▶ [Problem]
The entries are to be returned exactly, with images left out.

▶ [Extracted records]
+++

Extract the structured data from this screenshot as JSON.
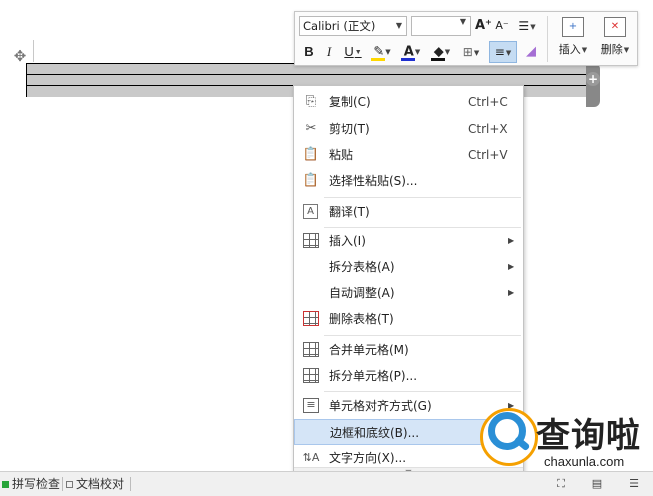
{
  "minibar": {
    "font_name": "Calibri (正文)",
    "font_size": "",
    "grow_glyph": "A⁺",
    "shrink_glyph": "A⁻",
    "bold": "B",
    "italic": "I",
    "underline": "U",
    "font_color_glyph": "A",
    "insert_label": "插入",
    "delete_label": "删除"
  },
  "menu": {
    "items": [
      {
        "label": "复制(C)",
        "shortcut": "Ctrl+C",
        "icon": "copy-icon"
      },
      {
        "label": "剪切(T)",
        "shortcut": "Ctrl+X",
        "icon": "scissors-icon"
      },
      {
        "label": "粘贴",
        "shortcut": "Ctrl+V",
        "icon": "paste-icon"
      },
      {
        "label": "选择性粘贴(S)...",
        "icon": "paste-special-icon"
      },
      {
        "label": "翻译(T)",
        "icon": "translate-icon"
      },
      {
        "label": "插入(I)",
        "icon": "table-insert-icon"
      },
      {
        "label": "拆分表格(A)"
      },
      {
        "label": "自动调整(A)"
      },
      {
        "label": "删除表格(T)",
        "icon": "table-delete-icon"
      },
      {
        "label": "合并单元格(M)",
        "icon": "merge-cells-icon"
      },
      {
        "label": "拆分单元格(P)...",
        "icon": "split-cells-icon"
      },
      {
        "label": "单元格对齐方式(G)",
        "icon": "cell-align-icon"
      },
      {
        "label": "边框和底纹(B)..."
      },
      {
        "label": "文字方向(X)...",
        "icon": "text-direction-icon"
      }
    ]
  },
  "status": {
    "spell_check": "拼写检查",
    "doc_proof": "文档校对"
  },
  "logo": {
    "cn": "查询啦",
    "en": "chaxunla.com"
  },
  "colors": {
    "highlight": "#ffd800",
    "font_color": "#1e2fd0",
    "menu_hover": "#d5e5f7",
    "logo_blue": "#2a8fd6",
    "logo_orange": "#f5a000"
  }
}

+++

▶ [The completed task]
Extract the structured data from this screenshot as JSON.
{
  "minibar": {
    "font_name": "Calibri (正文)",
    "font_size": "",
    "grow_glyph": "A⁺",
    "shrink_glyph": "A⁻",
    "bold": "B",
    "italic": "I",
    "underline": "U",
    "font_color_glyph": "A",
    "insert_label": "插入",
    "delete_label": "删除"
  },
  "menu": {
    "items": [
      {
        "label": "复制(C)",
        "shortcut": "Ctrl+C",
        "icon": "copy-icon"
      },
      {
        "label": "剪切(T)",
        "shortcut": "Ctrl+X",
        "icon": "scissors-icon"
      },
      {
        "label": "粘贴",
        "shortcut": "Ctrl+V",
        "icon": "paste-icon"
      },
      {
        "label": "选择性粘贴(S)...",
        "icon": "paste-special-icon"
      },
      {
        "label": "翻译(T)",
        "icon": "translate-icon"
      },
      {
        "label": "插入(I)",
        "icon": "table-insert-icon"
      },
      {
        "label": "拆分表格(A)"
      },
      {
        "label": "自动调整(A)"
      },
      {
        "label": "删除表格(T)",
        "icon": "table-delete-icon"
      },
      {
        "label": "合并单元格(M)",
        "icon": "merge-cells-icon"
      },
      {
        "label": "拆分单元格(P)...",
        "icon": "split-cells-icon"
      },
      {
        "label": "单元格对齐方式(G)",
        "icon": "cell-align-icon"
      },
      {
        "label": "边框和底纹(B)..."
      },
      {
        "label": "文字方向(X)...",
        "icon": "text-direction-icon"
      }
    ]
  },
  "status": {
    "spell_check": "拼写检查",
    "doc_proof": "文档校对"
  },
  "logo": {
    "cn": "查询啦",
    "en": "chaxunla.com"
  },
  "colors": {
    "highlight": "#ffd800",
    "font_color": "#1e2fd0",
    "menu_hover": "#d5e5f7",
    "logo_blue": "#2a8fd6",
    "logo_orange": "#f5a000"
  }
}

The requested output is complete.